-- Start of Raw data --

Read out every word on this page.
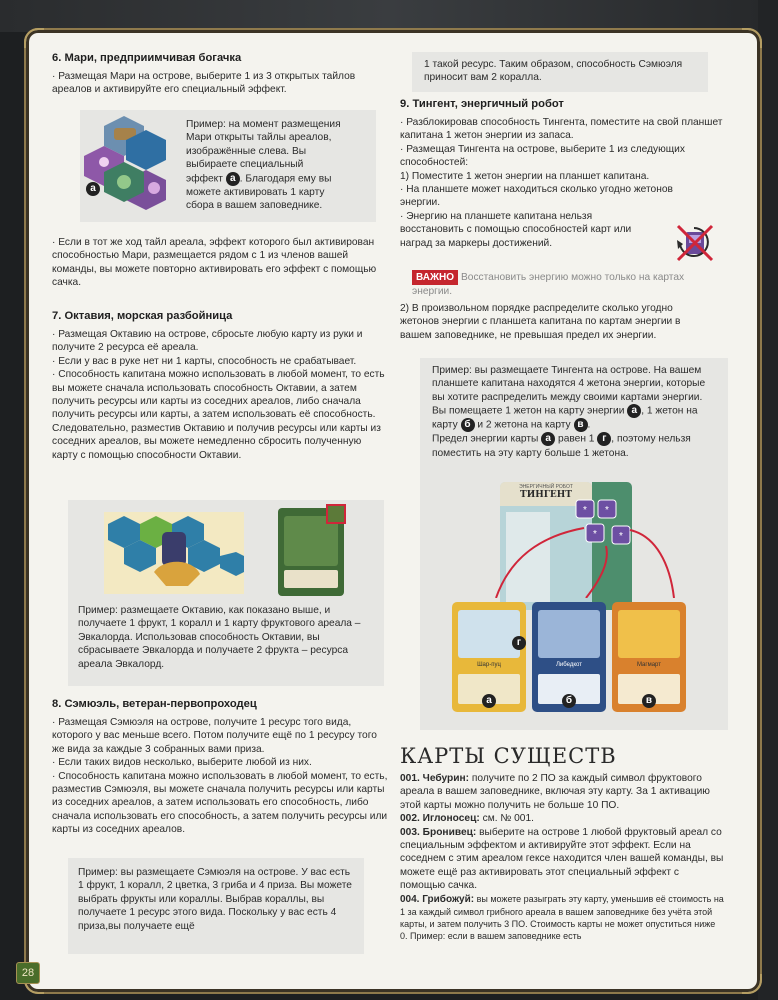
6. Мари, предприимчивая богачка

· Размещая Мари на острове, выберите 1 из 3 открытых тайлов ареалов и активируйте его специальный эффект.

а

Пример: на момент размещения

Мари открыты тайлы ареалов,

изображённые слева. Вы

выбираете специальный

эффект а . Благодаря ему вы

можете активировать 1 карту

сбора в вашем заповеднике.

· Если в тот же ход тайл ареала, эффект которого был активирован способностью Мари, размещается рядом с 1 из членов вашей команды, вы можете повторно активировать его эффект с помощью сачка.

7. Октавия, морская разбойница

· Размещая Октавию на острове, сбросьте любую карту из руки и получите 2 ресурса её ареала.

· Если у вас в руке нет ни 1 карты, способность не срабатывает.

· Способность капитана можно использовать в любой момент, то есть вы можете сначала использовать способность Октавии, а затем получить ресурсы или карты из соседних ареалов, либо сначала получить ресурсы или карты, а затем использовать её способность. Следовательно, разместив Октавию и получив ресурсы или карты из соседних ареалов, вы можете немедленно сбросить полученную карту с помощью способности Октавии.

Пример: размещаете Октавию, как показано выше, и получаете 1 фрукт, 1 коралл и 1 карту фруктового ареала – Эвкалорда. Использовав способность Октавии, вы сбрасываете Эвкалорда и получаете 2 фрукта – ресурса ареала Эвкалорд.

8. Сэмюэль, ветеран-первопроходец

· Размещая Сэмюэля на острове, получите 1 ресурс того вида, которого у вас меньше всего. Потом получите ещё по 1 ресурсу того же вида за каждые 3 собранных вами приза.

· Если таких видов несколько, выберите любой из них.

· Способность капитана можно использовать в любой момент, то есть, разместив Сэмюэля, вы можете сначала получить ресурсы или карты из соседних ареалов, а затем использовать его способность, либо сначала использовать его способность, а затем получить ресурсы или карты из соседних ареалов.

Пример: вы размещаете Сэмюэля на острове. У вас есть 1 фрукт, 1 коралл, 2 цветка, 3 гриба и 4 приза. Вы можете выбрать фрукты или кораллы. Выбрав кораллы, вы получаете 1 ресурс этого вида. Поскольку у вас есть 4 приза,вы получаете ещё

1 такой ресурс. Таким образом, способность Сэмюэля приносит вам 2 коралла.

9. Тингент, энергичный робот

· Разблокировав способность Тингента, поместите на свой планшет капитана 1 жетон энергии из запаса.

· Размещая Тингента на острове, выберите 1 из следующих способностей:

1) Поместите 1 жетон энергии на планшет капитана.

· На планшете может находиться сколько угодно жетонов энергии.

· Энергию на планшете капитана нельзя восстановить с помощью способностей карт или наград за маркеры достижений.

ВАЖНО Восстановить энергию можно только на картах энергии.

2) В произвольном порядке распределите сколько угодно жетонов энергии с планшета капитана по картам энергии в вашем заповеднике, не превышая предел их энергии.

Пример: вы размещаете Тингента на острове. На вашем планшете капитана находятся 4 жетона энергии, которые вы хотите распределить между своими картами энергии. Вы помещаете 1 жетон на карту энергии а , 1 жетон на карту б и 2 жетона на карту в .

Предел энергии карты а равен 1 г , поэтому нельзя поместить на эту карту больше 1 жетона.

ЭНЕРГИЧНЫЙ РОБОТ
ТИНГЕНТ
* *
* *
Шар-пуц
г
а
Либедкот
б
Магмарт
в

КАРТЫ СУЩЕСТВ

001. Чебурин: получите по 2 ПО за каждый символ фруктового ареала в вашем заповеднике, включая эту карту. За 1 активацию этой карты можно получить не больше 10 ПО.

002. Иглоносец: см. № 001.

003. Бронивец: выберите на острове 1 любой фруктовый ареал со специальным эффектом и активируйте этот эффект. Если на соседнем с этим ареалом гексе находится член вашей команды, вы можете ещё раз активировать этот специальный эффект с помощью сачка.

004. Грибожуй: вы можете разыграть эту карту, уменьшив её стоимость на 1 за каждый символ грибного ареала в вашем заповеднике без учёта этой карты, и затем получить 3 ПО. Стоимость карты не может опуститься ниже 0. Пример: если в вашем заповеднике есть

28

-- End of Raw data --

Aim of the task: Write out the full set of lines verbatim, without the pictures.

Answer to this task:
Read out every word on this page.
6. Мари, предприимчивая богачка

· Размещая Мари на острове, выберите 1 из 3 открытых тайлов ареалов и активируйте его специальный эффект.

а

Пример: на момент размещения

Мари открыты тайлы ареалов,

изображённые слева. Вы

выбираете специальный

эффект а . Благодаря ему вы

можете активировать 1 карту

сбора в вашем заповеднике.

· Если в тот же ход тайл ареала, эффект которого был активирован способностью Мари, размещается рядом с 1 из членов вашей команды, вы можете повторно активировать его эффект с помощью сачка.

7. Октавия, морская разбойница

· Размещая Октавию на острове, сбросьте любую карту из руки и получите 2 ресурса её ареала.

· Если у вас в руке нет ни 1 карты, способность не срабатывает.

· Способность капитана можно использовать в любой момент, то есть вы можете сначала использовать способность Октавии, а затем получить ресурсы или карты из соседних ареалов, либо сначала получить ресурсы или карты, а затем использовать её способность. Следовательно, разместив Октавию и получив ресурсы или карты из соседних ареалов, вы можете немедленно сбросить полученную карту с помощью способности Октавии.

Пример: размещаете Октавию, как показано выше, и получаете 1 фрукт, 1 коралл и 1 карту фруктового ареала – Эвкалорда. Использовав способность Октавии, вы сбрасываете Эвкалорда и получаете 2 фрукта – ресурса ареала Эвкалорд.

8. Сэмюэль, ветеран-первопроходец

· Размещая Сэмюэля на острове, получите 1 ресурс того вида, которого у вас меньше всего. Потом получите ещё по 1 ресурсу того же вида за каждые 3 собранных вами приза.

· Если таких видов несколько, выберите любой из них.

· Способность капитана можно использовать в любой момент, то есть, разместив Сэмюэля, вы можете сначала получить ресурсы или карты из соседних ареалов, а затем использовать его способность, либо сначала использовать его способность, а затем получить ресурсы или карты из соседних ареалов.

Пример: вы размещаете Сэмюэля на острове. У вас есть 1 фрукт, 1 коралл, 2 цветка, 3 гриба и 4 приза. Вы можете выбрать фрукты или кораллы. Выбрав кораллы, вы получаете 1 ресурс этого вида. Поскольку у вас есть 4 приза,вы получаете ещё

1 такой ресурс. Таким образом, способность Сэмюэля приносит вам 2 коралла.

9. Тингент, энергичный робот

· Разблокировав способность Тингента, поместите на свой планшет капитана 1 жетон энергии из запаса.

· Размещая Тингента на острове, выберите 1 из следующих способностей:

1) Поместите 1 жетон энергии на планшет капитана.

· На планшете может находиться сколько угодно жетонов энергии.

· Энергию на планшете капитана нельзя восстановить с помощью способностей карт или наград за маркеры достижений.

ВАЖНО Восстановить энергию можно только на картах энергии.

2) В произвольном порядке распределите сколько угодно жетонов энергии с планшета капитана по картам энергии в вашем заповеднике, не превышая предел их энергии.

Пример: вы размещаете Тингента на острове. На вашем планшете капитана находятся 4 жетона энергии, которые вы хотите распределить между своими картами энергии. Вы помещаете 1 жетон на карту энергии а , 1 жетон на карту б и 2 жетона на карту в .

Предел энергии карты а равен 1 г , поэтому нельзя поместить на эту карту больше 1 жетона.

ЭНЕРГИЧНЫЙ РОБОТ
ТИНГЕНТ
* *
* *
Шар-пуц
г
а
Либедкот
б
Магмарт
в

КАРТЫ СУЩЕСТВ

001. Чебурин: получите по 2 ПО за каждый символ фруктового ареала в вашем заповеднике, включая эту карту. За 1 активацию этой карты можно получить не больше 10 ПО.

002. Иглоносец: см. № 001.

003. Бронивец: выберите на острове 1 любой фруктовый ареал со специальным эффектом и активируйте этот эффект. Если на соседнем с этим ареалом гексе находится член вашей команды, вы можете ещё раз активировать этот специальный эффект с помощью сачка.

004. Грибожуй: вы можете разыграть эту карту, уменьшив её стоимость на 1 за каждый символ грибного ареала в вашем заповеднике без учёта этой карты, и затем получить 3 ПО. Стоимость карты не может опуститься ниже 0. Пример: если в вашем заповеднике есть

28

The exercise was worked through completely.